• **DO THIS**
Each entry below is to be extracted exactly.

• **SOURCE MATERIAL**
Begin

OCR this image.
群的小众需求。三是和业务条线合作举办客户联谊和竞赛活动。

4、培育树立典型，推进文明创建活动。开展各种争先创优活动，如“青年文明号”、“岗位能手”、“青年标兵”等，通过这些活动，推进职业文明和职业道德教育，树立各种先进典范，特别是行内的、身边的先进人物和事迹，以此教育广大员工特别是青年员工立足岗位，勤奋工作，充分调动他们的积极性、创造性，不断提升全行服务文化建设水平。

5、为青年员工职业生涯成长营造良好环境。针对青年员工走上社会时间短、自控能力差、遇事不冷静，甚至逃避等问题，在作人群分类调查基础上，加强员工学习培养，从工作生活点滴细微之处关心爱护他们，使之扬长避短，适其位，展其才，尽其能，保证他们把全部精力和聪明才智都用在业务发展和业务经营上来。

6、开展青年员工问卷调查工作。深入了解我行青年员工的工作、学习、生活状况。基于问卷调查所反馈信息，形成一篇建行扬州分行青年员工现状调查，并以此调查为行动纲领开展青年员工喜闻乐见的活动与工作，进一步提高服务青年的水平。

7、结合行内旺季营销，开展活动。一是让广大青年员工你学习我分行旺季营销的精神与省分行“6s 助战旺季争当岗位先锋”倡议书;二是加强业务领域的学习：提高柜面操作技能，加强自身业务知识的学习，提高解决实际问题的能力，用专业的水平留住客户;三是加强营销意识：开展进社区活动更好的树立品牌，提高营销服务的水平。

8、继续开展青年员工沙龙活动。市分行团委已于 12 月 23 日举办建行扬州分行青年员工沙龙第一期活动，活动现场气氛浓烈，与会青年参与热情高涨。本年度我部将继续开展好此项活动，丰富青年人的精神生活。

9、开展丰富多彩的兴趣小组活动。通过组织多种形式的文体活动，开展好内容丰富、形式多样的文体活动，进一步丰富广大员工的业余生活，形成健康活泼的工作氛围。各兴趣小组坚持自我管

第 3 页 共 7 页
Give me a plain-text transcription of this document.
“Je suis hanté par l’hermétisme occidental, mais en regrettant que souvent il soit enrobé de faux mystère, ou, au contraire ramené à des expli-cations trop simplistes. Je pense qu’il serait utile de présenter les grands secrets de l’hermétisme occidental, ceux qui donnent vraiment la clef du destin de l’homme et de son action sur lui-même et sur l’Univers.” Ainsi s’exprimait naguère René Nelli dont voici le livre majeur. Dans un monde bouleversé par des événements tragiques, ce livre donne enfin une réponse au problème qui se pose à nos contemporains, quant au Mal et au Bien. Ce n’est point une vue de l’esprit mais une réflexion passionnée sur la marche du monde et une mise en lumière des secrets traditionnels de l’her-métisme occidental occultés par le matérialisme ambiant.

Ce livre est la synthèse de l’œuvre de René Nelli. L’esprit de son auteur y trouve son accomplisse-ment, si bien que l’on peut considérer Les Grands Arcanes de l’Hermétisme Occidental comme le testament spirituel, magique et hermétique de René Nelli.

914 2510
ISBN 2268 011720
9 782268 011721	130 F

End

• **EXPECTED ANSWER**
OCR this image.
群的小众需求。三是和业务条线合作举办客户联谊和竞赛活动。

4、培育树立典型，推进文明创建活动。开展各种争先创优活动，如“青年文明号”、“岗位能手”、“青年标兵”等，通过这些活动，推进职业文明和职业道德教育，树立各种先进典范，特别是行内的、身边的先进人物和事迹，以此教育广大员工特别是青年员工立足岗位，勤奋工作，充分调动他们的积极性、创造性，不断提升全行服务文化建设水平。

5、为青年员工职业生涯成长营造良好环境。针对青年员工走上社会时间短、自控能力差、遇事不冷静，甚至逃避等问题，在作人群分类调查基础上，加强员工学习培养，从工作生活点滴细微之处关心爱护他们，使之扬长避短，适其位，展其才，尽其能，保证他们把全部精力和聪明才智都用在业务发展和业务经营上来。

6、开展青年员工问卷调查工作。深入了解我行青年员工的工作、学习、生活状况。基于问卷调查所反馈信息，形成一篇建行扬州分行青年员工现状调查，并以此调查为行动纲领开展青年员工喜闻乐见的活动与工作，进一步提高服务青年的水平。

7、结合行内旺季营销，开展活动。一是让广大青年员工你学习我分行旺季营销的精神与省分行“6s 助战旺季争当岗位先锋”倡议书;二是加强业务领域的学习：提高柜面操作技能，加强自身业务知识的学习，提高解决实际问题的能力，用专业的水平留住客户;三是加强营销意识：开展进社区活动更好的树立品牌，提高营销服务的水平。

8、继续开展青年员工沙龙活动。市分行团委已于 12 月 23 日举办建行扬州分行青年员工沙龙第一期活动，活动现场气氛浓烈，与会青年参与热情高涨。本年度我部将继续开展好此项活动，丰富青年人的精神生活。

9、开展丰富多彩的兴趣小组活动。通过组织多种形式的文体活动，开展好内容丰富、形式多样的文体活动，进一步丰富广大员工的业余生活，形成健康活泼的工作氛围。各兴趣小组坚持自我管

第 3 页 共 7 页
Give me a plain-text transcription of this document.
“Je suis hanté par l’hermétisme occidental, mais en regrettant que souvent il soit enrobé de faux mystère, ou, au contraire ramené à des expli-cations trop simplistes. Je pense qu’il serait utile de présenter les grands secrets de l’hermétisme occidental, ceux qui donnent vraiment la clef du destin de l’homme et de son action sur lui-même et sur l’Univers.” Ainsi s’exprimait naguère René Nelli dont voici le livre majeur. Dans un monde bouleversé par des événements tragiques, ce livre donne enfin une réponse au problème qui se pose à nos contemporains, quant au Mal et au Bien. Ce n’est point une vue de l’esprit mais une réflexion passionnée sur la marche du monde et une mise en lumière des secrets traditionnels de l’her-métisme occidental occultés par le matérialisme ambiant.

Ce livre est la synthèse de l’œuvre de René Nelli. L’esprit de son auteur y trouve son accomplisse-ment, si bien que l’on peut considérer Les Grands Arcanes de l’Hermétisme Occidental comme le testament spirituel, magique et hermétique de René Nelli.

914 2510
ISBN 2268 011720
9 782268 011721	130 F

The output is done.